▶ _SHORT PROBLEM_: Return the count of lines that mention "name", with no other words.

Dataset items
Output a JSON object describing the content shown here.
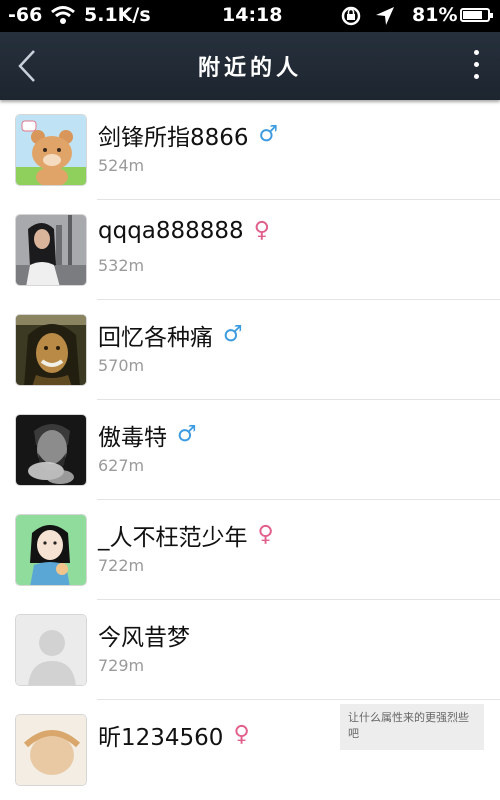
{
  "status_bar": {
    "signal": "-66",
    "network_speed": "5.1K/s",
    "time": "14:18",
    "battery": "81%",
    "battery_level": 0.81,
    "icons": [
      "wifi-icon",
      "rotation-lock-icon",
      "location-icon",
      "battery-icon"
    ]
  },
  "nav": {
    "title": "附近的人",
    "back_icon": "chevron-left-icon",
    "more_icon": "more-vertical-icon"
  },
  "people": [
    {
      "name": "剑锋所指8866",
      "gender": "male",
      "gender_symbol": "♂",
      "distance": "524m"
    },
    {
      "name": "qqqa888888",
      "gender": "female",
      "gender_symbol": "♀",
      "distance": "532m"
    },
    {
      "name": "回忆各种痛",
      "gender": "male",
      "gender_symbol": "♂",
      "distance": "570m"
    },
    {
      "name": "傲毒特",
      "gender": "male",
      "gender_symbol": "♂",
      "distance": "627m"
    },
    {
      "name": "_人不枉范少年",
      "gender": "female",
      "gender_symbol": "♀",
      "distance": "722m"
    },
    {
      "name": "今风昔梦",
      "gender": "",
      "gender_symbol": "",
      "distance": "729m"
    },
    {
      "name": "昕1234560",
      "gender": "female",
      "gender_symbol": "♀",
      "distance": ""
    }
  ],
  "watermark": {
    "text": "让什么属性来的更强烈些吧"
  },
  "colors": {
    "nav_bg": "#1d252f",
    "male": "#3d9be0",
    "female": "#e0608a",
    "distance_text": "#9a9a9a"
  }
}
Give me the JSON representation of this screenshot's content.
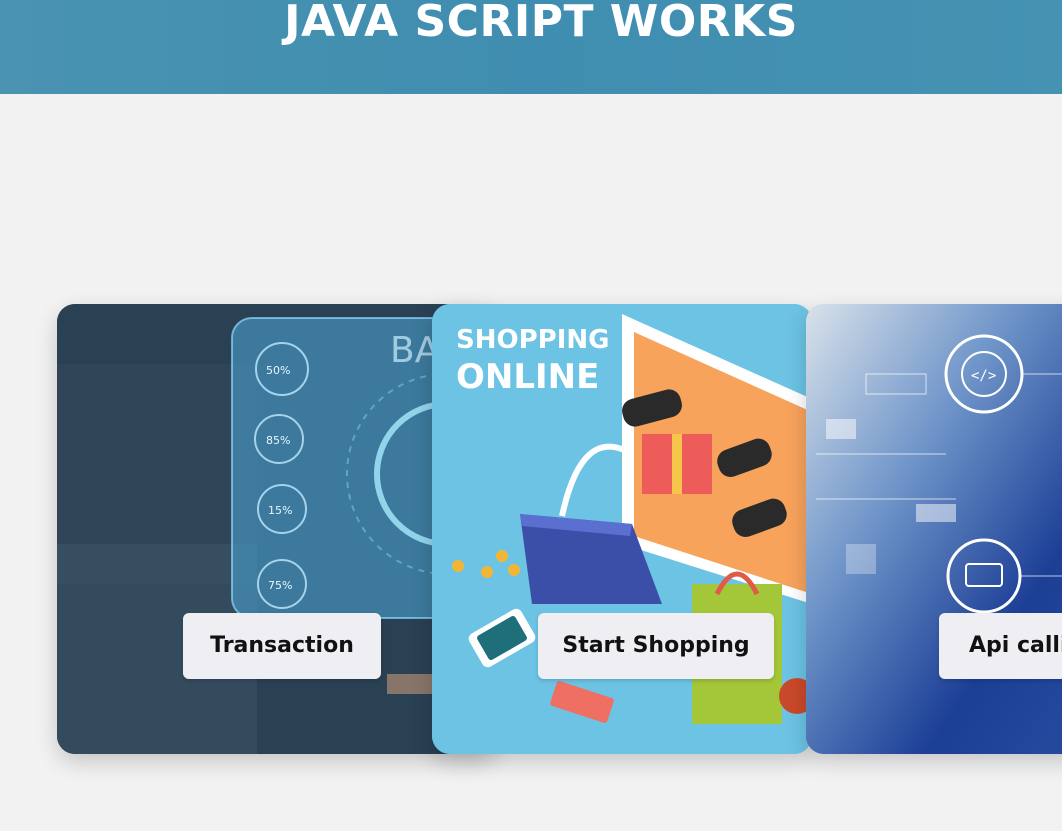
{
  "header": {
    "title": "JAVA SCRIPT WORKS",
    "background_color": "#4592b3"
  },
  "cards": [
    {
      "id": "transaction",
      "button_label": "Transaction",
      "image_text": "BA",
      "gauge_labels": [
        "50%",
        "85%",
        "15%",
        "75%"
      ],
      "image_desc_icon": "banking-dashboard-image"
    },
    {
      "id": "shopping",
      "button_label": "Start Shopping",
      "image_heading_1": "SHOPPING",
      "image_heading_2": "ONLINE",
      "image_desc_icon": "online-shopping-image"
    },
    {
      "id": "api",
      "button_label": "Api calli",
      "image_desc_icon": "technology-circuit-image"
    }
  ]
}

▶ _ANSWER BELOW_: 7